[Extracted records]:

+---+

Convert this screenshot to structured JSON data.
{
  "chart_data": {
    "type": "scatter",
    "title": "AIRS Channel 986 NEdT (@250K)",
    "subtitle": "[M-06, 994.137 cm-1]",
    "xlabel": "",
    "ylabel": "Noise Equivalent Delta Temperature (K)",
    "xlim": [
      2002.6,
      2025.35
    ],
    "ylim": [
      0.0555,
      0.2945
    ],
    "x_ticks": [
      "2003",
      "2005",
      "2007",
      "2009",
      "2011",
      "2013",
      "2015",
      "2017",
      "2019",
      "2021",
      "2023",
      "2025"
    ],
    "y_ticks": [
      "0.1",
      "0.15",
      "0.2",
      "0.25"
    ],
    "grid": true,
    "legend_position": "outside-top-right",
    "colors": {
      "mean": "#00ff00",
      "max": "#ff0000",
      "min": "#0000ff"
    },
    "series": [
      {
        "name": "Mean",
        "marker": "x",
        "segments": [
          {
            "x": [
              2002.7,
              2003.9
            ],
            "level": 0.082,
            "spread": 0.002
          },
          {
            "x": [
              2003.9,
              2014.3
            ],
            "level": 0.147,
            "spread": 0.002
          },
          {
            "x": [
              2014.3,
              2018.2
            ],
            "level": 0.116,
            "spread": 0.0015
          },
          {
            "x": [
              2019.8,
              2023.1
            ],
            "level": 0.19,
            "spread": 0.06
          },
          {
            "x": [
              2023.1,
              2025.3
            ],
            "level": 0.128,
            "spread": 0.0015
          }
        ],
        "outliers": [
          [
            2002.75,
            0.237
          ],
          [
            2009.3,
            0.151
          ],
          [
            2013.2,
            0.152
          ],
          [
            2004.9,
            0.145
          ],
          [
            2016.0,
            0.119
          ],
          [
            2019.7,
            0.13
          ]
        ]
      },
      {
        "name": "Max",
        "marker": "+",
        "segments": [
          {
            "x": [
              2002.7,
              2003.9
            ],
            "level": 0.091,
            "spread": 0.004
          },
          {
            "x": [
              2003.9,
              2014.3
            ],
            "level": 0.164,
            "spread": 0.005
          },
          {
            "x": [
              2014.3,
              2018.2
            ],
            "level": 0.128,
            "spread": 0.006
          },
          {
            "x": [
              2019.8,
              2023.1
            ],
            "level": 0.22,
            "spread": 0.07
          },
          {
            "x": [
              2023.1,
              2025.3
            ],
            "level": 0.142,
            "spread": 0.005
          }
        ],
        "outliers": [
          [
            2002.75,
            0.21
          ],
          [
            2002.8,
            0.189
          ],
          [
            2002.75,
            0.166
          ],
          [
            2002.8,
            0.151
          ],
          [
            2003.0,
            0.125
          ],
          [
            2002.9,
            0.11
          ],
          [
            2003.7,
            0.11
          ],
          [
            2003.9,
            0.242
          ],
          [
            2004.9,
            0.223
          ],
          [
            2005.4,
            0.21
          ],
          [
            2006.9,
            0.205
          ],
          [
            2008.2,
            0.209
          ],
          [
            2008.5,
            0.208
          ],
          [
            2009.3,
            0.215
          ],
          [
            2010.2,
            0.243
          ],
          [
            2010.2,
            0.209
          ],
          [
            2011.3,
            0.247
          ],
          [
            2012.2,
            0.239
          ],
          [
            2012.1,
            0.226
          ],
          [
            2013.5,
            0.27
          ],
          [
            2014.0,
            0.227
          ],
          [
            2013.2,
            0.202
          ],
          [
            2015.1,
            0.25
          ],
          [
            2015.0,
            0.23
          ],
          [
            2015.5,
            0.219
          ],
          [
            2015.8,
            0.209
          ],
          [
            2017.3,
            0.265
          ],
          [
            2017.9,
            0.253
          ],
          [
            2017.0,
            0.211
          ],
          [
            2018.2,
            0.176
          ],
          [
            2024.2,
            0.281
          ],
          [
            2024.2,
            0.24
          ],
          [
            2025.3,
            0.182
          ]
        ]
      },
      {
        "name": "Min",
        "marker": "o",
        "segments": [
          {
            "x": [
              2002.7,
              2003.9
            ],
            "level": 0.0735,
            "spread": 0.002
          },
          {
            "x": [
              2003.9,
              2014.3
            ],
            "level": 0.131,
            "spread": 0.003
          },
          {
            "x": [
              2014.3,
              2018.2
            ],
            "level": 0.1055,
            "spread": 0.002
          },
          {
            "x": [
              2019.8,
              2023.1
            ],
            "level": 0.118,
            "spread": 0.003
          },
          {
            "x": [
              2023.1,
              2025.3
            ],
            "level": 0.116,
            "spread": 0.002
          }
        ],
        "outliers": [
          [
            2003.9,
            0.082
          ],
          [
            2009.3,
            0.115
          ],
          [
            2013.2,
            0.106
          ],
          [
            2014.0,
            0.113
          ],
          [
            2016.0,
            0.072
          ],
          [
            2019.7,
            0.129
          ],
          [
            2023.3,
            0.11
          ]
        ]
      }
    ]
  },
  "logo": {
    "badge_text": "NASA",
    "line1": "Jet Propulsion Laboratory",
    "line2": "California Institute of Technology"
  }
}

+---+

[STATED EXERCISE]: Each line in the material above must be retyped without alteration.

[TASK ANSWER]:
Convert this screenshot to structured JSON data.
{
  "chart_data": {
    "type": "scatter",
    "title": "AIRS Channel 986 NEdT (@250K)",
    "subtitle": "[M-06, 994.137 cm-1]",
    "xlabel": "",
    "ylabel": "Noise Equivalent Delta Temperature (K)",
    "xlim": [
      2002.6,
      2025.35
    ],
    "ylim": [
      0.0555,
      0.2945
    ],
    "x_ticks": [
      "2003",
      "2005",
      "2007",
      "2009",
      "2011",
      "2013",
      "2015",
      "2017",
      "2019",
      "2021",
      "2023",
      "2025"
    ],
    "y_ticks": [
      "0.1",
      "0.15",
      "0.2",
      "0.25"
    ],
    "grid": true,
    "legend_position": "outside-top-right",
    "colors": {
      "mean": "#00ff00",
      "max": "#ff0000",
      "min": "#0000ff"
    },
    "series": [
      {
        "name": "Mean",
        "marker": "x",
        "segments": [
          {
            "x": [
              2002.7,
              2003.9
            ],
            "level": 0.082,
            "spread": 0.002
          },
          {
            "x": [
              2003.9,
              2014.3
            ],
            "level": 0.147,
            "spread": 0.002
          },
          {
            "x": [
              2014.3,
              2018.2
            ],
            "level": 0.116,
            "spread": 0.0015
          },
          {
            "x": [
              2019.8,
              2023.1
            ],
            "level": 0.19,
            "spread": 0.06
          },
          {
            "x": [
              2023.1,
              2025.3
            ],
            "level": 0.128,
            "spread": 0.0015
          }
        ],
        "outliers": [
          [
            2002.75,
            0.237
          ],
          [
            2009.3,
            0.151
          ],
          [
            2013.2,
            0.152
          ],
          [
            2004.9,
            0.145
          ],
          [
            2016.0,
            0.119
          ],
          [
            2019.7,
            0.13
          ]
        ]
      },
      {
        "name": "Max",
        "marker": "+",
        "segments": [
          {
            "x": [
              2002.7,
              2003.9
            ],
            "level": 0.091,
            "spread": 0.004
          },
          {
            "x": [
              2003.9,
              2014.3
            ],
            "level": 0.164,
            "spread": 0.005
          },
          {
            "x": [
              2014.3,
              2018.2
            ],
            "level": 0.128,
            "spread": 0.006
          },
          {
            "x": [
              2019.8,
              2023.1
            ],
            "level": 0.22,
            "spread": 0.07
          },
          {
            "x": [
              2023.1,
              2025.3
            ],
            "level": 0.142,
            "spread": 0.005
          }
        ],
        "outliers": [
          [
            2002.75,
            0.21
          ],
          [
            2002.8,
            0.189
          ],
          [
            2002.75,
            0.166
          ],
          [
            2002.8,
            0.151
          ],
          [
            2003.0,
            0.125
          ],
          [
            2002.9,
            0.11
          ],
          [
            2003.7,
            0.11
          ],
          [
            2003.9,
            0.242
          ],
          [
            2004.9,
            0.223
          ],
          [
            2005.4,
            0.21
          ],
          [
            2006.9,
            0.205
          ],
          [
            2008.2,
            0.209
          ],
          [
            2008.5,
            0.208
          ],
          [
            2009.3,
            0.215
          ],
          [
            2010.2,
            0.243
          ],
          [
            2010.2,
            0.209
          ],
          [
            2011.3,
            0.247
          ],
          [
            2012.2,
            0.239
          ],
          [
            2012.1,
            0.226
          ],
          [
            2013.5,
            0.27
          ],
          [
            2014.0,
            0.227
          ],
          [
            2013.2,
            0.202
          ],
          [
            2015.1,
            0.25
          ],
          [
            2015.0,
            0.23
          ],
          [
            2015.5,
            0.219
          ],
          [
            2015.8,
            0.209
          ],
          [
            2017.3,
            0.265
          ],
          [
            2017.9,
            0.253
          ],
          [
            2017.0,
            0.211
          ],
          [
            2018.2,
            0.176
          ],
          [
            2024.2,
            0.281
          ],
          [
            2024.2,
            0.24
          ],
          [
            2025.3,
            0.182
          ]
        ]
      },
      {
        "name": "Min",
        "marker": "o",
        "segments": [
          {
            "x": [
              2002.7,
              2003.9
            ],
            "level": 0.0735,
            "spread": 0.002
          },
          {
            "x": [
              2003.9,
              2014.3
            ],
            "level": 0.131,
            "spread": 0.003
          },
          {
            "x": [
              2014.3,
              2018.2
            ],
            "level": 0.1055,
            "spread": 0.002
          },
          {
            "x": [
              2019.8,
              2023.1
            ],
            "level": 0.118,
            "spread": 0.003
          },
          {
            "x": [
              2023.1,
              2025.3
            ],
            "level": 0.116,
            "spread": 0.002
          }
        ],
        "outliers": [
          [
            2003.9,
            0.082
          ],
          [
            2009.3,
            0.115
          ],
          [
            2013.2,
            0.106
          ],
          [
            2014.0,
            0.113
          ],
          [
            2016.0,
            0.072
          ],
          [
            2019.7,
            0.129
          ],
          [
            2023.3,
            0.11
          ]
        ]
      }
    ]
  },
  "logo": {
    "badge_text": "NASA",
    "line1": "Jet Propulsion Laboratory",
    "line2": "California Institute of Technology"
  }
}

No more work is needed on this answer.